* _What to produce_
Look through the data and write out every line with the word "ylabel" in it.

## start Material shown

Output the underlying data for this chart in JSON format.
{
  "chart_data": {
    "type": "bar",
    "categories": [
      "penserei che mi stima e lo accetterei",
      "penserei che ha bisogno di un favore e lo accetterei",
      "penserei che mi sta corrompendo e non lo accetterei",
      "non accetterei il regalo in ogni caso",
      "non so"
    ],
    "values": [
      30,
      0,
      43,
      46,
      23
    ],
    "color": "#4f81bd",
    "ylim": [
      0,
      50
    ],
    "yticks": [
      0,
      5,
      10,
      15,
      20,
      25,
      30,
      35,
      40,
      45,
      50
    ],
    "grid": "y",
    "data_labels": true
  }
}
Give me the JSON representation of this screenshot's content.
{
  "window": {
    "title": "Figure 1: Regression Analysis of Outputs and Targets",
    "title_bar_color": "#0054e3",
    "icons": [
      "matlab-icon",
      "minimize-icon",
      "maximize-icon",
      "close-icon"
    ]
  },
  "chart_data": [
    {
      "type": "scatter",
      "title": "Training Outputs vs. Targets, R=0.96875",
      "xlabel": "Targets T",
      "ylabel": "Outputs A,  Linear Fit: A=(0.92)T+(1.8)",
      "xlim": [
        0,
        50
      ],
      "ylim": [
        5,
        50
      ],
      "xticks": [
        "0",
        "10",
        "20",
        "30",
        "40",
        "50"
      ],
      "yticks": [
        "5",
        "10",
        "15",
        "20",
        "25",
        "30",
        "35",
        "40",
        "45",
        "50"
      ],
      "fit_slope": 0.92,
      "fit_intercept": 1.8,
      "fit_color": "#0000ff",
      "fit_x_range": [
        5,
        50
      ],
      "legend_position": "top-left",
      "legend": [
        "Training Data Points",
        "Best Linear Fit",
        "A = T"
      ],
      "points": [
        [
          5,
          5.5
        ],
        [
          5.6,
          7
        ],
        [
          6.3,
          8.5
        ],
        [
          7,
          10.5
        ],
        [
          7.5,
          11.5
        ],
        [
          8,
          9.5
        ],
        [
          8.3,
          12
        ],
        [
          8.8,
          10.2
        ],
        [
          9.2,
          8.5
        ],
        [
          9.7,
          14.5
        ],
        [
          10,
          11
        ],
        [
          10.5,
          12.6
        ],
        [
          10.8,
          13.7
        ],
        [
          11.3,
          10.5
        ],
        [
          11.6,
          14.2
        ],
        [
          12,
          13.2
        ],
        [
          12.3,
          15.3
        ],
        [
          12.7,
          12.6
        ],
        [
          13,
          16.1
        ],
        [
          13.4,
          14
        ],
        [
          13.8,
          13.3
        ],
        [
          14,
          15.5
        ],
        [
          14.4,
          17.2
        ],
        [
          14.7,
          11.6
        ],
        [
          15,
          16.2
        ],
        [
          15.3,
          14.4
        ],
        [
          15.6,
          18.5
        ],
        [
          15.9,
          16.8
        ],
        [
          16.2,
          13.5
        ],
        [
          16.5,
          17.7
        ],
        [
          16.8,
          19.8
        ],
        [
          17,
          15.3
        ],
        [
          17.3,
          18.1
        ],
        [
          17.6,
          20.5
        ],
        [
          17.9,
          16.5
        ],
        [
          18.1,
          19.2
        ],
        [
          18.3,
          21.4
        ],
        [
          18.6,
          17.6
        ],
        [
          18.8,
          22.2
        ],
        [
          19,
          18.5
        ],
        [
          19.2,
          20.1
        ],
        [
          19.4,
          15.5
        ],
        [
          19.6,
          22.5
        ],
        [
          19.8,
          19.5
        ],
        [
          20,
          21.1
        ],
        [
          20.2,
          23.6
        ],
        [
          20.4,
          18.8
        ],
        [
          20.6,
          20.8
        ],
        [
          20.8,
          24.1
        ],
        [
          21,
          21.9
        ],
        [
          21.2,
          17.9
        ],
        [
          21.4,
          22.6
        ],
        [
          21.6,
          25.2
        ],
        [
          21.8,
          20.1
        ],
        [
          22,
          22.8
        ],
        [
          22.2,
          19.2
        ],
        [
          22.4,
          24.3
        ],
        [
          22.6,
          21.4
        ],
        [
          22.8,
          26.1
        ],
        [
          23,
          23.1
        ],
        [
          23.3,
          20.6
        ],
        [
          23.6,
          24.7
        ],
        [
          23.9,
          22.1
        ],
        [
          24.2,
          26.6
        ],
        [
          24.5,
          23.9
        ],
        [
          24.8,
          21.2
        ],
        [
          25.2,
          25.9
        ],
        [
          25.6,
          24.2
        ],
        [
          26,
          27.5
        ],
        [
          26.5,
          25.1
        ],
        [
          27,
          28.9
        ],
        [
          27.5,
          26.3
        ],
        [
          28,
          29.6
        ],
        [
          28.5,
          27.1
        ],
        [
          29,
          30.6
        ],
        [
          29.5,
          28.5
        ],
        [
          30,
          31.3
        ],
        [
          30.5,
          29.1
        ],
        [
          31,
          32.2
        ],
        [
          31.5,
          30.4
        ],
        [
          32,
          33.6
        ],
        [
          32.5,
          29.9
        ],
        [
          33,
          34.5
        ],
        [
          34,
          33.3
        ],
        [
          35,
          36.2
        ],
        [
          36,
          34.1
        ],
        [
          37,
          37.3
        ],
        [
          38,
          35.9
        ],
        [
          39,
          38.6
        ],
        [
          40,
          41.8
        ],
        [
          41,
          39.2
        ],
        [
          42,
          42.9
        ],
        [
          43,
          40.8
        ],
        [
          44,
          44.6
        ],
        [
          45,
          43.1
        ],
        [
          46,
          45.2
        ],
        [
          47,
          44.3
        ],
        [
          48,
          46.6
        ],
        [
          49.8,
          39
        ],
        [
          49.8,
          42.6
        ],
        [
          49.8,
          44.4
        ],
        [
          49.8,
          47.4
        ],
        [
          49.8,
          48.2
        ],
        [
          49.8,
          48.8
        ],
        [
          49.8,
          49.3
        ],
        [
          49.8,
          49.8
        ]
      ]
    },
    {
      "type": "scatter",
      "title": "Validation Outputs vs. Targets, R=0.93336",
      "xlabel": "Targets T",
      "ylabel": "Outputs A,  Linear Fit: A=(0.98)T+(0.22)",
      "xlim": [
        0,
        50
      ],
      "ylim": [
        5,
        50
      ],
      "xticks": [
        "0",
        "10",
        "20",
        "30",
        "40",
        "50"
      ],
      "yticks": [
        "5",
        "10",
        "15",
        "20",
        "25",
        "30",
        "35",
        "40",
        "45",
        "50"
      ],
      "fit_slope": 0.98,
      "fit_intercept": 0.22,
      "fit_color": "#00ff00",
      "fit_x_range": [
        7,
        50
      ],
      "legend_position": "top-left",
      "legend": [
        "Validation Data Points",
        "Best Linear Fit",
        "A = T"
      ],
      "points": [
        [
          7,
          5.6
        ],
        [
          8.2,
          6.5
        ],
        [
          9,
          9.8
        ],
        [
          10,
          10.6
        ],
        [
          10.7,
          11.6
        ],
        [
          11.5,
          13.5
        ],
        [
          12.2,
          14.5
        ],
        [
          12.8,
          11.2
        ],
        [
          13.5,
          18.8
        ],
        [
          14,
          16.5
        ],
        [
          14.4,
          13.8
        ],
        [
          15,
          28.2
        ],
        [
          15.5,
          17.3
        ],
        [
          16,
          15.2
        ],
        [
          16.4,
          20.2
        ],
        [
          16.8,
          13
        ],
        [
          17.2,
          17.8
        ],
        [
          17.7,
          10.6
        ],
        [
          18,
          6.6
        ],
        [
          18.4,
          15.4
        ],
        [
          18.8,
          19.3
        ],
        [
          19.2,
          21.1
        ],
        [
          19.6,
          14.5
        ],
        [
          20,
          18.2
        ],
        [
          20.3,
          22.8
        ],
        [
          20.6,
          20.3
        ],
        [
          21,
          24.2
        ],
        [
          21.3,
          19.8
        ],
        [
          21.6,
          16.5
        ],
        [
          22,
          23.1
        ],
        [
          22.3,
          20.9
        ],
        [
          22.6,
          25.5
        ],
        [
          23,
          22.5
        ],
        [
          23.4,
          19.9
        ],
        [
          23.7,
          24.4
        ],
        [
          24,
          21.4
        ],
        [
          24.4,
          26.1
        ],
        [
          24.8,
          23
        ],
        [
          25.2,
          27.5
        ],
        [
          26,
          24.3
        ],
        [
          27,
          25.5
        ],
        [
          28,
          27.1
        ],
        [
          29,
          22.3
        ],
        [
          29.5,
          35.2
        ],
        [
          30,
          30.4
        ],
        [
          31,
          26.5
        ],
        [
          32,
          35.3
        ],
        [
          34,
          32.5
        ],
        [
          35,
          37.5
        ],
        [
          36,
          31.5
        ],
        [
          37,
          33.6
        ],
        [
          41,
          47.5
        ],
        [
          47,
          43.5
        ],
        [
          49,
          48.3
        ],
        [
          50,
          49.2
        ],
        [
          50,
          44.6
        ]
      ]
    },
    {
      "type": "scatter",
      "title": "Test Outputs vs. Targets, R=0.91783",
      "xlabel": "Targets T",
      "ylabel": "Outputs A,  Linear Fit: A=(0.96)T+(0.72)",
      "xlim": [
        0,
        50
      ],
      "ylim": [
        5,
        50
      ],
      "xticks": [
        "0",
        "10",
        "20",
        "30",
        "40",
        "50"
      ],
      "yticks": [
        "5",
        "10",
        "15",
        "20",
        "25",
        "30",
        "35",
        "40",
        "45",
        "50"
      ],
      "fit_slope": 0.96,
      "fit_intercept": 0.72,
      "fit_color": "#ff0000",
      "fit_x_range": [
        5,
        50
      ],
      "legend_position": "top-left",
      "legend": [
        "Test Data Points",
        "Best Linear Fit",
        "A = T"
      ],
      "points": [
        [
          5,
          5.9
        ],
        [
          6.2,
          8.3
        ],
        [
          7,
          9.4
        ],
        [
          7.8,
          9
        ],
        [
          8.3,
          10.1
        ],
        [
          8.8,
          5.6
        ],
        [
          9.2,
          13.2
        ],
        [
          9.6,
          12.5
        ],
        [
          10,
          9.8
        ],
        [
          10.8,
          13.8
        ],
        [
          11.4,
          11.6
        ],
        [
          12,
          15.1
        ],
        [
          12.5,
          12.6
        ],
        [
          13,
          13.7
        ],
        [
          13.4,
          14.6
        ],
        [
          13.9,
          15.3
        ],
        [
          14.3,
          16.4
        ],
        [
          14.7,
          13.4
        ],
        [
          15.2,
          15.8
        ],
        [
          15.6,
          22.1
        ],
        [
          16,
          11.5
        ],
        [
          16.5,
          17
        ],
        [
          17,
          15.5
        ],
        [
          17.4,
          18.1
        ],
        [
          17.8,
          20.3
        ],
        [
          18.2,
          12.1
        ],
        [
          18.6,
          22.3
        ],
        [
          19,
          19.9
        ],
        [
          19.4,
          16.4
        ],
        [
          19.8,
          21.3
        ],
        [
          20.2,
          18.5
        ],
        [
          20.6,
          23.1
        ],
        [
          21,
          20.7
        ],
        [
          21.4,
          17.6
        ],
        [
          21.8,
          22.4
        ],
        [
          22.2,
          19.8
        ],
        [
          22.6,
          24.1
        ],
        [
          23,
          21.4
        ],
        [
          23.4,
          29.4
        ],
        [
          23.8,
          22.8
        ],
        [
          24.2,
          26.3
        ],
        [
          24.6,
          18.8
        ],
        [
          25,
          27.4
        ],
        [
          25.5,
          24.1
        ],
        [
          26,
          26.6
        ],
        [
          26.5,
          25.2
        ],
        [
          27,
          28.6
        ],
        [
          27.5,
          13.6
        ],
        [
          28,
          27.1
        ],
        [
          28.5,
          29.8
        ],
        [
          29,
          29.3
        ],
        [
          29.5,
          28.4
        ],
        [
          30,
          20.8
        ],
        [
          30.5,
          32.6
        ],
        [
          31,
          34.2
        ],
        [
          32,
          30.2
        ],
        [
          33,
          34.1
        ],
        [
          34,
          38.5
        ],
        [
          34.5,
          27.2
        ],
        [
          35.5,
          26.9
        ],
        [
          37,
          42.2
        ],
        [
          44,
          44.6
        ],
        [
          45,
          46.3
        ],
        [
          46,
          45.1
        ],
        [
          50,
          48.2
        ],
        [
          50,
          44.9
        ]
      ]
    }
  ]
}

## end Material shown

* _Exercise solution_
      "ylabel": "Outputs A,  Linear Fit: A=(0.92)T+(1.8)",
      "ylabel": "Outputs A,  Linear Fit: A=(0.98)T+(0.22)",
      "ylabel": "Outputs A,  Linear Fit: A=(0.96)T+(0.72)",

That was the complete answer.